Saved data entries

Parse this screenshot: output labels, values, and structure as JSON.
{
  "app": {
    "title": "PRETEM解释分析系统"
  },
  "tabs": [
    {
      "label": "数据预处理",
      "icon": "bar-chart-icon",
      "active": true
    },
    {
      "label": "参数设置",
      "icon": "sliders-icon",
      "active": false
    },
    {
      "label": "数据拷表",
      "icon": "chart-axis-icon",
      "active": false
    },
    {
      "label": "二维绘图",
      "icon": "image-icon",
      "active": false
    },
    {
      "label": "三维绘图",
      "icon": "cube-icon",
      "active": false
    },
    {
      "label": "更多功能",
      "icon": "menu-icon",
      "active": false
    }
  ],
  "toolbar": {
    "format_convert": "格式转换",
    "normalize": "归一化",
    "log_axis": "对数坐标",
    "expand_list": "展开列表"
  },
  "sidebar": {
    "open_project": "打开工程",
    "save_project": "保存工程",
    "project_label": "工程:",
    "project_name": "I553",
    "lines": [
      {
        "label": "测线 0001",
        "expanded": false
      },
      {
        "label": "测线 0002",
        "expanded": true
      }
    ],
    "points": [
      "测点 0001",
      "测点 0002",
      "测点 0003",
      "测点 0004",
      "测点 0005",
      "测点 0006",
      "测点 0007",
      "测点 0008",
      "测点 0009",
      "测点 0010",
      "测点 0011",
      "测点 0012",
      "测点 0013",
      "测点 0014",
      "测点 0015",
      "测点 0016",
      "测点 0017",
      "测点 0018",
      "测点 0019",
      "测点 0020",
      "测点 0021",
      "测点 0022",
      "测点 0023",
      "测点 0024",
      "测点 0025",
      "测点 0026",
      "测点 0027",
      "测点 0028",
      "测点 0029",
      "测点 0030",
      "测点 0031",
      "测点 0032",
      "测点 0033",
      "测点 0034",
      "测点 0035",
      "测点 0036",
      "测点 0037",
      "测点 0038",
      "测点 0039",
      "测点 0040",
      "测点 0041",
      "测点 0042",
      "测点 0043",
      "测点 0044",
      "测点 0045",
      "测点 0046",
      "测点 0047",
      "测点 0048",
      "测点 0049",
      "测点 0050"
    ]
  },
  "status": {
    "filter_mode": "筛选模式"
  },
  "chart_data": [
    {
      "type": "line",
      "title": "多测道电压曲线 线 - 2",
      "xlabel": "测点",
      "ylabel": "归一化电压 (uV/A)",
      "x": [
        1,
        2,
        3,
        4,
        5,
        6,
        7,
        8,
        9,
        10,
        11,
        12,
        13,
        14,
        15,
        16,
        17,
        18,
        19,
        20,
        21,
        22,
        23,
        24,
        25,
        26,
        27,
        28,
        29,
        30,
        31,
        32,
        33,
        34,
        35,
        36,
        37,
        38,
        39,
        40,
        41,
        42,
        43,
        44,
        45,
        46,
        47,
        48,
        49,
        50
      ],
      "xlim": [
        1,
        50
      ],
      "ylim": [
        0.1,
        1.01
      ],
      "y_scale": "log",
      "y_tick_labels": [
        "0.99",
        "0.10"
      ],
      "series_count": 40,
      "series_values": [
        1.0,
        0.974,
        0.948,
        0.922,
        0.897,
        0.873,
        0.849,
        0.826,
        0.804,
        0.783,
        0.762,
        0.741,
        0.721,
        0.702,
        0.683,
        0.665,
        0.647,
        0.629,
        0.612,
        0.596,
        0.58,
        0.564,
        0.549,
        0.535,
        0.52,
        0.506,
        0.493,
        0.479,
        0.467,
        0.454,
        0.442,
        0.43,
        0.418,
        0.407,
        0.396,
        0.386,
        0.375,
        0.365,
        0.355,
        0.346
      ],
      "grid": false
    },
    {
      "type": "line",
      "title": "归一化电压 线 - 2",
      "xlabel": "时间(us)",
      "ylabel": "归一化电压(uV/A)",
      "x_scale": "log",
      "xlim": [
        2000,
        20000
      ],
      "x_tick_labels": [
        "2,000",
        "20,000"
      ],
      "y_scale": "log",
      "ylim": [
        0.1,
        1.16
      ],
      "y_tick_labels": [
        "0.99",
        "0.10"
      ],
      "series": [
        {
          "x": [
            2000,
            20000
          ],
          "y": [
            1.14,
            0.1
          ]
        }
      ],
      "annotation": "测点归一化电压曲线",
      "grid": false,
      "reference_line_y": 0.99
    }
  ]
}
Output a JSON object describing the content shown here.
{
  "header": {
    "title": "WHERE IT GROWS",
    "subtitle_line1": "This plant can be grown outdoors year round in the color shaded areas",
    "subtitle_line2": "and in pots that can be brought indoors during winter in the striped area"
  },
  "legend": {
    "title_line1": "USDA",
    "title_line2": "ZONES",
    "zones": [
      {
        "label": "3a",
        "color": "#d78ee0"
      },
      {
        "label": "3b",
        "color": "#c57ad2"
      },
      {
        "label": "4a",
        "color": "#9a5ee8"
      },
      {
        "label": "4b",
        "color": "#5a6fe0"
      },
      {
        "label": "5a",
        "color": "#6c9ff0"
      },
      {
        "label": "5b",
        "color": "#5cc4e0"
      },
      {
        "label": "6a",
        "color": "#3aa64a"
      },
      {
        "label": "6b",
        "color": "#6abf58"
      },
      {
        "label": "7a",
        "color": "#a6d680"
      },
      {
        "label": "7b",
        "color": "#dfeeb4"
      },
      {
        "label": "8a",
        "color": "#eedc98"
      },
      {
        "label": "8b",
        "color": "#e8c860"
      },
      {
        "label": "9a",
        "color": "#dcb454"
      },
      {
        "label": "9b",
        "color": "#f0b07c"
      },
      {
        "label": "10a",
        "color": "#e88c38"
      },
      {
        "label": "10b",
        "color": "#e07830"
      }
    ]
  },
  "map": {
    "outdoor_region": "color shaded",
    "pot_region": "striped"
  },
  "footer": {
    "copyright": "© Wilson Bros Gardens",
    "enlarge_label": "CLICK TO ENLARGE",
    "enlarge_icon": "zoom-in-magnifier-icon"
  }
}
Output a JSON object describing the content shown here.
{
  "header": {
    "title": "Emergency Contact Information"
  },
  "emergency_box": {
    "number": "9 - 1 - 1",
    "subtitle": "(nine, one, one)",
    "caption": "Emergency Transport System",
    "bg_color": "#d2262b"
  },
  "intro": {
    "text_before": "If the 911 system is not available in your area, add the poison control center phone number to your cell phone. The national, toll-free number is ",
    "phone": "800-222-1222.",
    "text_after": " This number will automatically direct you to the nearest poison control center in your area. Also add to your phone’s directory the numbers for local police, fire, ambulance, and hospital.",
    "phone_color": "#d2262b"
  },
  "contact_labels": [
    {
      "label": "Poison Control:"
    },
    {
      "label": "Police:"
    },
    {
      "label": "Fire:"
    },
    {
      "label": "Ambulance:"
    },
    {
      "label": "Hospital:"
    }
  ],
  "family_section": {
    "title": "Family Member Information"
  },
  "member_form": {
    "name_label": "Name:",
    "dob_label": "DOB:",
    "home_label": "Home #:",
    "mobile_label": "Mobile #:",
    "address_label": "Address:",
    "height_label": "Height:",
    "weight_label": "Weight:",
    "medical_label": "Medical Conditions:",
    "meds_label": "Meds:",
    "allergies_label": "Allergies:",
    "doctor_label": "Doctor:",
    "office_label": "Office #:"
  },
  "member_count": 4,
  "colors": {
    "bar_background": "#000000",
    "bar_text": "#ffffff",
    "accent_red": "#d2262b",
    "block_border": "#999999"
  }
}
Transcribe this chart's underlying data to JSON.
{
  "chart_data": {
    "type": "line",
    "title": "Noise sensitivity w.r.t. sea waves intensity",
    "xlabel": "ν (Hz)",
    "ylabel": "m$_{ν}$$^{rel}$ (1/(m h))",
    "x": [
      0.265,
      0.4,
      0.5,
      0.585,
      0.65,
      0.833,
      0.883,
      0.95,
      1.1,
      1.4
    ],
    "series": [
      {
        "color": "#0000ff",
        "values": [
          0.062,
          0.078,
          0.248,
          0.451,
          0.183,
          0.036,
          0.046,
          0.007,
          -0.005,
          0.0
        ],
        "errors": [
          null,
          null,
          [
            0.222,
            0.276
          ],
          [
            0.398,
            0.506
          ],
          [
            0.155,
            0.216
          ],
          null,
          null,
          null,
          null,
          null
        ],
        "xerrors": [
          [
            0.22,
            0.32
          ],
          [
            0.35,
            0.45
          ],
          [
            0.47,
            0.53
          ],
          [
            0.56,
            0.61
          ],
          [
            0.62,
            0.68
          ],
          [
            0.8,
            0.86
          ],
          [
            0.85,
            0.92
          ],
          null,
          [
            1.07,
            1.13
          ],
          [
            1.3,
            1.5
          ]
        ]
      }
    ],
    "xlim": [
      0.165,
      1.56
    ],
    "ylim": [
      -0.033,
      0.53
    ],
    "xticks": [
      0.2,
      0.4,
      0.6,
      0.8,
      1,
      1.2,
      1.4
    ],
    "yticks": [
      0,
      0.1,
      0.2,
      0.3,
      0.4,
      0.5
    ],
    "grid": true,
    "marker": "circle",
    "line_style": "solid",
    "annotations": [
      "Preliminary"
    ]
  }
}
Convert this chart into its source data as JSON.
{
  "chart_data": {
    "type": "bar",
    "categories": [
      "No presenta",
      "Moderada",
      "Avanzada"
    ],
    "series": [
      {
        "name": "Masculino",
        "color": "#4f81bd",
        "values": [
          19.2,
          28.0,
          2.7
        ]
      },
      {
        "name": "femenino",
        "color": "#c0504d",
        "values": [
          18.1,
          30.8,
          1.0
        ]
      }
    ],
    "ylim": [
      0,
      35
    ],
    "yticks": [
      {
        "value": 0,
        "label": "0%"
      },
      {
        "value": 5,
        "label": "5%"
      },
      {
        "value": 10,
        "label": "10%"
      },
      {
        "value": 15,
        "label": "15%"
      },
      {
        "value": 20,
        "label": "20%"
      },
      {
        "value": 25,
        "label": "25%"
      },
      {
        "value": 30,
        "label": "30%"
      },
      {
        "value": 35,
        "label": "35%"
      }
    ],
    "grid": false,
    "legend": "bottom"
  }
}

**DIRECTION**. Copy every single line of the material above that holds "grid".

**FULL SOLUTION**.
      "grid": false
      "grid": false,
    "grid": true,
    "grid": false,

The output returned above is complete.